== TASK DATA
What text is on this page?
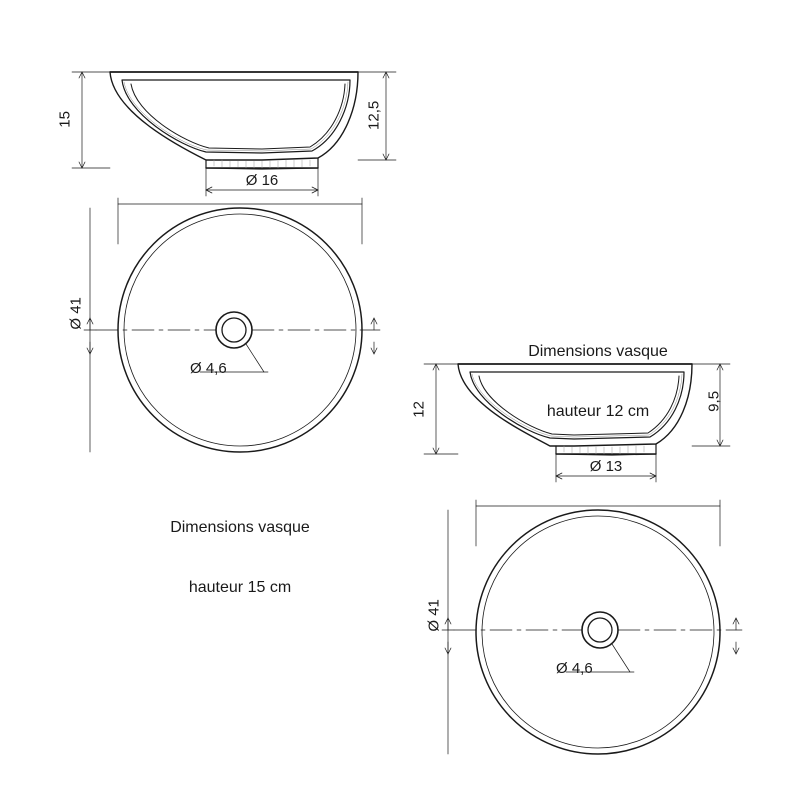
15	12,5
Ø 16
Ø 41
Ø 4,6

Dimensions vasque

hauteur 15 cm

Dimensions vasque

hauteur 12 cm

12	9,5
Ø 13
Ø 41
Ø 4,6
====
**WHAT IS NEEDED:**
Leave out the pictures and return every record word for word.

**ANSWER TO THIS PROBLEM:**
What text is on this page?
15	12,5
Ø 16
Ø 41
Ø 4,6

Dimensions vasque

hauteur 15 cm

Dimensions vasque

hauteur 12 cm

12	9,5
Ø 13
Ø 41
Ø 4,6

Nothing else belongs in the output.